▸ **TO BE DONE**
Can you transcribe every line exactly and leave the pictures behind?

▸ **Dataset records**
=====
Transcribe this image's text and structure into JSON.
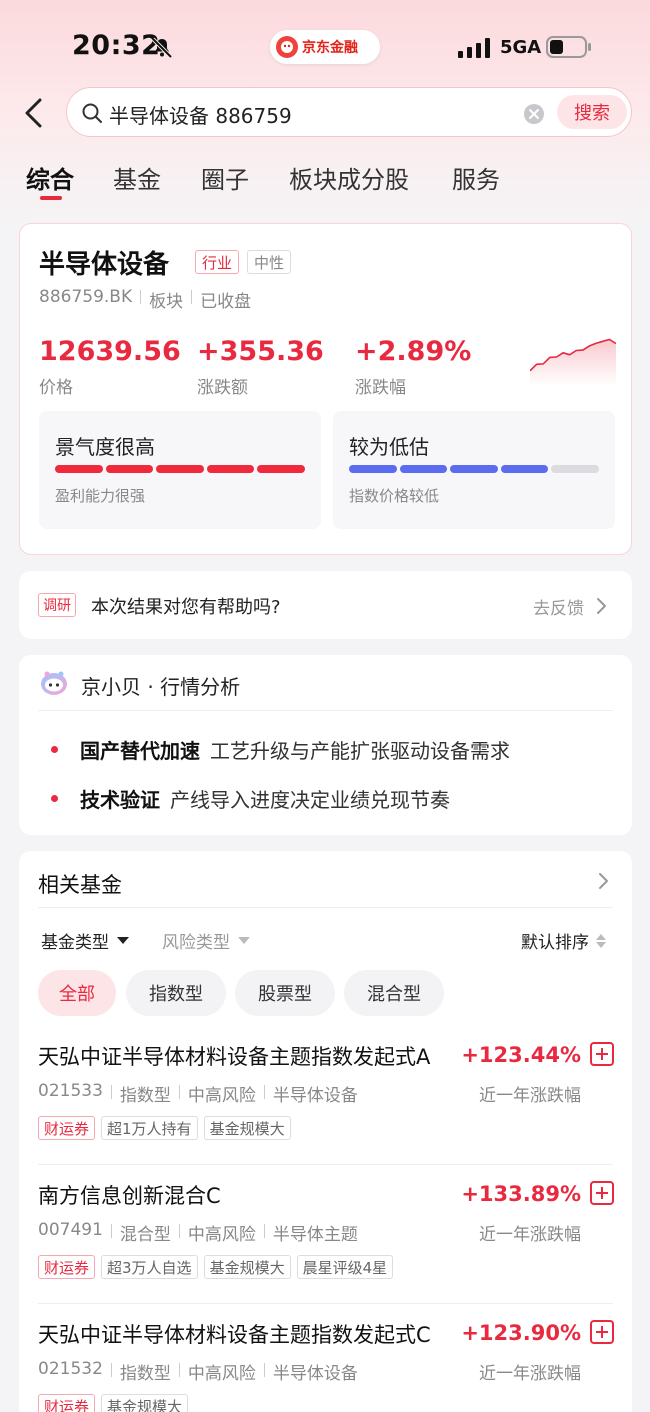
{
  "status": {
    "time": "20:32",
    "network": "5GA",
    "brand": "京东金融"
  },
  "search": {
    "query": "半导体设备 886759",
    "button": "搜索"
  },
  "tabs": [
    {
      "label": "综合",
      "active": true
    },
    {
      "label": "基金",
      "active": false
    },
    {
      "label": "圈子",
      "active": false
    },
    {
      "label": "板块成分股",
      "active": false
    },
    {
      "label": "服务",
      "active": false
    }
  ],
  "stock": {
    "name": "半导体设备",
    "tag_industry": "行业",
    "tag_sentiment": "中性",
    "code": "886759.BK",
    "category": "板块",
    "market_status": "已收盘",
    "price": "12639.56",
    "price_label": "价格",
    "change": "+355.36",
    "change_label": "涨跌额",
    "change_pct": "+2.89%",
    "change_pct_label": "涨跌幅",
    "sparkline_trend": [
      0.2,
      0.45,
      0.35,
      0.6,
      0.5,
      0.7,
      0.55,
      0.75,
      0.65,
      0.85,
      0.8,
      0.95,
      0.88,
      0.9
    ],
    "metrics": [
      {
        "title": "景气度很高",
        "subtitle": "盈利能力很强",
        "level_segments": 5,
        "total_segments": 5,
        "color": "#ee2a3c"
      },
      {
        "title": "较为低估",
        "subtitle": "指数价格较低",
        "level_segments": 4,
        "total_segments": 5,
        "color": "#5b6cf0"
      }
    ]
  },
  "feedback": {
    "tag": "调研",
    "question": "本次结果对您有帮助吗?",
    "link": "去反馈"
  },
  "analysis": {
    "title": "京小贝 · 行情分析",
    "points": [
      {
        "strong": "国产替代加速",
        "text": "工艺升级与产能扩张驱动设备需求"
      },
      {
        "strong": "技术验证",
        "text": "产线导入进度决定业绩兑现节奏"
      }
    ]
  },
  "funds": {
    "title": "相关基金",
    "filter_fund_type": "基金类型",
    "filter_risk_type": "风险类型",
    "sort": "默认排序",
    "chips": [
      {
        "label": "全部",
        "active": true
      },
      {
        "label": "指数型",
        "active": false
      },
      {
        "label": "股票型",
        "active": false
      },
      {
        "label": "混合型",
        "active": false
      }
    ],
    "items": [
      {
        "name": "天弘中证半导体材料设备主题指数发起式A",
        "return": "+123.44%",
        "period": "近一年涨跌幅",
        "code": "021533",
        "type": "指数型",
        "risk": "中高风险",
        "theme": "半导体设备",
        "tags": [
          "财运券",
          "超1万人持有",
          "基金规模大"
        ]
      },
      {
        "name": "南方信息创新混合C",
        "return": "+133.89%",
        "period": "近一年涨跌幅",
        "code": "007491",
        "type": "混合型",
        "risk": "中高风险",
        "theme": "半导体主题",
        "tags": [
          "财运券",
          "超3万人自选",
          "基金规模大",
          "晨星评级4星"
        ]
      },
      {
        "name": "天弘中证半导体材料设备主题指数发起式C",
        "return": "+123.90%",
        "period": "近一年涨跌幅",
        "code": "021532",
        "type": "指数型",
        "risk": "中高风险",
        "theme": "半导体设备",
        "tags": [
          "财运券",
          "基金规模大"
        ]
      }
    ]
  }
}
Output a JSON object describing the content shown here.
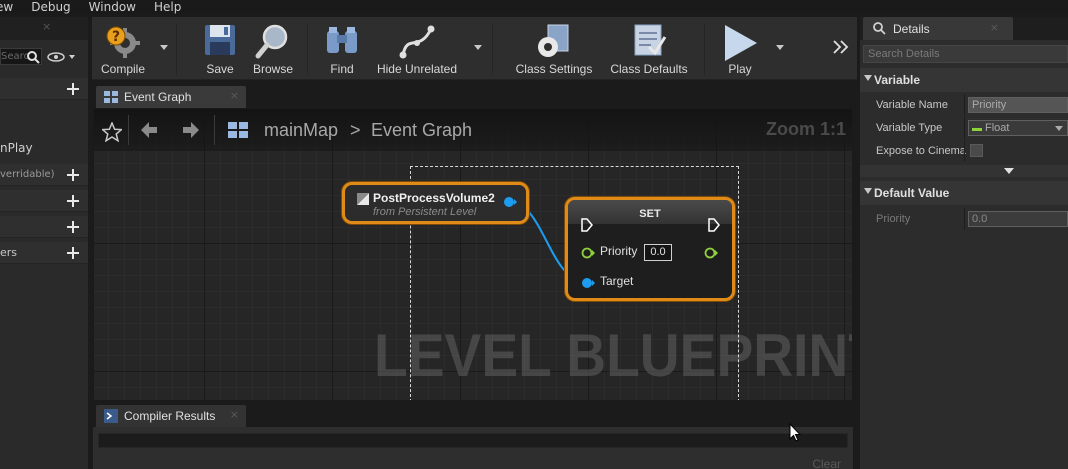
=====
▸ **RESULT BELOW**
Transcribe this image's text and structure into JSON.
{
  "status": {
    "time": "20:32",
    "network": "5GA",
    "brand": "京东金融"
  },
  "search": {
    "query": "半导体设备 886759",
    "button": "搜索"
  },
  "tabs": [
    {
      "label": "综合",
      "active": true
    },
    {
      "label": "基金",
      "active": false
    },
    {
      "label": "圈子",
      "active": false
    },
    {
      "label": "板块成分股",
      "active": false
    },
    {
      "label": "服务",
      "active": false
    }
  ],
  "stock": {
    "name": "半导体设备",
    "tag_industry": "行业",
    "tag_sentiment": "中性",
    "code": "886759.BK",
    "category": "板块",
    "market_status": "已收盘",
    "price": "12639.56",
    "price_label": "价格",
    "change": "+355.36",
    "change_label": "涨跌额",
    "change_pct": "+2.89%",
    "change_pct_label": "涨跌幅",
    "sparkline_trend": [
      0.2,
      0.45,
      0.35,
      0.6,
      0.5,
      0.7,
      0.55,
      0.75,
      0.65,
      0.85,
      0.8,
      0.95,
      0.88,
      0.9
    ],
    "metrics": [
      {
        "title": "景气度很高",
        "subtitle": "盈利能力很强",
        "level_segments": 5,
        "total_segments": 5,
        "color": "#ee2a3c"
      },
      {
        "title": "较为低估",
        "subtitle": "指数价格较低",
        "level_segments": 4,
        "total_segments": 5,
        "color": "#5b6cf0"
      }
    ]
  },
  "feedback": {
    "tag": "调研",
    "question": "本次结果对您有帮助吗?",
    "link": "去反馈"
  },
  "analysis": {
    "title": "京小贝 · 行情分析",
    "points": [
      {
        "strong": "国产替代加速",
        "text": "工艺升级与产能扩张驱动设备需求"
      },
      {
        "strong": "技术验证",
        "text": "产线导入进度决定业绩兑现节奏"
      }
    ]
  },
  "funds": {
    "title": "相关基金",
    "filter_fund_type": "基金类型",
    "filter_risk_type": "风险类型",
    "sort": "默认排序",
    "chips": [
      {
        "label": "全部",
        "active": true
      },
      {
        "label": "指数型",
        "active": false
      },
      {
        "label": "股票型",
        "active": false
      },
      {
        "label": "混合型",
        "active": false
      }
    ],
    "items": [
      {
        "name": "天弘中证半导体材料设备主题指数发起式A",
        "return": "+123.44%",
        "period": "近一年涨跌幅",
        "code": "021533",
        "type": "指数型",
        "risk": "中高风险",
        "theme": "半导体设备",
        "tags": [
          "财运券",
          "超1万人持有",
          "基金规模大"
        ]
      },
      {
        "name": "南方信息创新混合C",
        "return": "+133.89%",
        "period": "近一年涨跌幅",
        "code": "007491",
        "type": "混合型",
        "risk": "中高风险",
        "theme": "半导体主题",
        "tags": [
          "财运券",
          "超3万人自选",
          "基金规模大",
          "晨星评级4星"
        ]
      },
      {
        "name": "天弘中证半导体材料设备主题指数发起式C",
        "return": "+123.90%",
        "period": "近一年涨跌幅",
        "code": "021532",
        "type": "指数型",
        "risk": "中高风险",
        "theme": "半导体设备",
        "tags": [
          "财运券",
          "基金规模大"
        ]
      }
    ]
  }
}
Output a JSON object describing the content shown here.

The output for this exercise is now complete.